┌──
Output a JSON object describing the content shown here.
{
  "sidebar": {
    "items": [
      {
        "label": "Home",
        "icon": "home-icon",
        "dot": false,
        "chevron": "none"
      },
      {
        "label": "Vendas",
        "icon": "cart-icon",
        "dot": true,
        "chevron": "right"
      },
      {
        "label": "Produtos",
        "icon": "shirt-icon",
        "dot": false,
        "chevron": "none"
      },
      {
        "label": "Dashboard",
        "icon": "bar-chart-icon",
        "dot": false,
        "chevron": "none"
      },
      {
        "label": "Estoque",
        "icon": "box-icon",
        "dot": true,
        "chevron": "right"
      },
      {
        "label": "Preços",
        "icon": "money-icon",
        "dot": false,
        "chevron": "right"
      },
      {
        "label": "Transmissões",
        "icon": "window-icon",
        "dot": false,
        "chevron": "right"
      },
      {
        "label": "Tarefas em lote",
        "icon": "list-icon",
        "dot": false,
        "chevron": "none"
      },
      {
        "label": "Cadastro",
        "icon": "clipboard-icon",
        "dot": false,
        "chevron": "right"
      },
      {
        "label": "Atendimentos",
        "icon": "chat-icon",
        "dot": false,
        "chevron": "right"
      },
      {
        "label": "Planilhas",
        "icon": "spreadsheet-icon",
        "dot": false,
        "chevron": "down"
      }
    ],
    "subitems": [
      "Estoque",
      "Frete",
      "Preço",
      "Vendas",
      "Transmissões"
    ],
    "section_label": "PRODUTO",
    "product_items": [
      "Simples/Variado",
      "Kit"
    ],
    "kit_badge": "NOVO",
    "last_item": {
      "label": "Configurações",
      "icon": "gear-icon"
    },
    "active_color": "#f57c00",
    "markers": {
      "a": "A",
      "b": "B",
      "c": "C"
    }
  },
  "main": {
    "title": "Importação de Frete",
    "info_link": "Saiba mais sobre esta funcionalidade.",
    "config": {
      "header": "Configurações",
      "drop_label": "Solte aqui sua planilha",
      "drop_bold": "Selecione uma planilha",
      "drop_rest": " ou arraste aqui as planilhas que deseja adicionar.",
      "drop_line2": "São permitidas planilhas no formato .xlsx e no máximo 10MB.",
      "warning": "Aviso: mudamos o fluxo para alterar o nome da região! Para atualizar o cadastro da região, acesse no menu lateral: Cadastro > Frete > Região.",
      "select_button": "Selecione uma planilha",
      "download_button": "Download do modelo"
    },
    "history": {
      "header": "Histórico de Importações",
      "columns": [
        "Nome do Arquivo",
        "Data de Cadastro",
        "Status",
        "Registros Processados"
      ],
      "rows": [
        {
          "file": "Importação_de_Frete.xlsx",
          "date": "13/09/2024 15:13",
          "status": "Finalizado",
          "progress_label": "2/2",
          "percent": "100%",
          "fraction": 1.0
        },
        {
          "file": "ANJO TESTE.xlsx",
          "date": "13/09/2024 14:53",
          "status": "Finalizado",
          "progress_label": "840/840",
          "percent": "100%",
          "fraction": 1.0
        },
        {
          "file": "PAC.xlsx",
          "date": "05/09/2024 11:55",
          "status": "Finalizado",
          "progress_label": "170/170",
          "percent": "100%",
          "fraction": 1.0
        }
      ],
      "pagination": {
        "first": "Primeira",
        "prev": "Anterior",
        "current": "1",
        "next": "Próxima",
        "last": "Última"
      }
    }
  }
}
└──
* [WRITTEN EXERCISE]
Make an exact copy of the material above.

* [EXERCISE OUTPUT]
Output a JSON object describing the content shown here.
{
  "sidebar": {
    "items": [
      {
        "label": "Home",
        "icon": "home-icon",
        "dot": false,
        "chevron": "none"
      },
      {
        "label": "Vendas",
        "icon": "cart-icon",
        "dot": true,
        "chevron": "right"
      },
      {
        "label": "Produtos",
        "icon": "shirt-icon",
        "dot": false,
        "chevron": "none"
      },
      {
        "label": "Dashboard",
        "icon": "bar-chart-icon",
        "dot": false,
        "chevron": "none"
      },
      {
        "label": "Estoque",
        "icon": "box-icon",
        "dot": true,
        "chevron": "right"
      },
      {
        "label": "Preços",
        "icon": "money-icon",
        "dot": false,
        "chevron": "right"
      },
      {
        "label": "Transmissões",
        "icon": "window-icon",
        "dot": false,
        "chevron": "right"
      },
      {
        "label": "Tarefas em lote",
        "icon": "list-icon",
        "dot": false,
        "chevron": "none"
      },
      {
        "label": "Cadastro",
        "icon": "clipboard-icon",
        "dot": false,
        "chevron": "right"
      },
      {
        "label": "Atendimentos",
        "icon": "chat-icon",
        "dot": false,
        "chevron": "right"
      },
      {
        "label": "Planilhas",
        "icon": "spreadsheet-icon",
        "dot": false,
        "chevron": "down"
      }
    ],
    "subitems": [
      "Estoque",
      "Frete",
      "Preço",
      "Vendas",
      "Transmissões"
    ],
    "section_label": "PRODUTO",
    "product_items": [
      "Simples/Variado",
      "Kit"
    ],
    "kit_badge": "NOVO",
    "last_item": {
      "label": "Configurações",
      "icon": "gear-icon"
    },
    "active_color": "#f57c00",
    "markers": {
      "a": "A",
      "b": "B",
      "c": "C"
    }
  },
  "main": {
    "title": "Importação de Frete",
    "info_link": "Saiba mais sobre esta funcionalidade.",
    "config": {
      "header": "Configurações",
      "drop_label": "Solte aqui sua planilha",
      "drop_bold": "Selecione uma planilha",
      "drop_rest": " ou arraste aqui as planilhas que deseja adicionar.",
      "drop_line2": "São permitidas planilhas no formato .xlsx e no máximo 10MB.",
      "warning": "Aviso: mudamos o fluxo para alterar o nome da região! Para atualizar o cadastro da região, acesse no menu lateral: Cadastro > Frete > Região.",
      "select_button": "Selecione uma planilha",
      "download_button": "Download do modelo"
    },
    "history": {
      "header": "Histórico de Importações",
      "columns": [
        "Nome do Arquivo",
        "Data de Cadastro",
        "Status",
        "Registros Processados"
      ],
      "rows": [
        {
          "file": "Importação_de_Frete.xlsx",
          "date": "13/09/2024 15:13",
          "status": "Finalizado",
          "progress_label": "2/2",
          "percent": "100%",
          "fraction": 1.0
        },
        {
          "file": "ANJO TESTE.xlsx",
          "date": "13/09/2024 14:53",
          "status": "Finalizado",
          "progress_label": "840/840",
          "percent": "100%",
          "fraction": 1.0
        },
        {
          "file": "PAC.xlsx",
          "date": "05/09/2024 11:55",
          "status": "Finalizado",
          "progress_label": "170/170",
          "percent": "100%",
          "fraction": 1.0
        }
      ],
      "pagination": {
        "first": "Primeira",
        "prev": "Anterior",
        "current": "1",
        "next": "Próxima",
        "last": "Última"
      }
    }
  }
}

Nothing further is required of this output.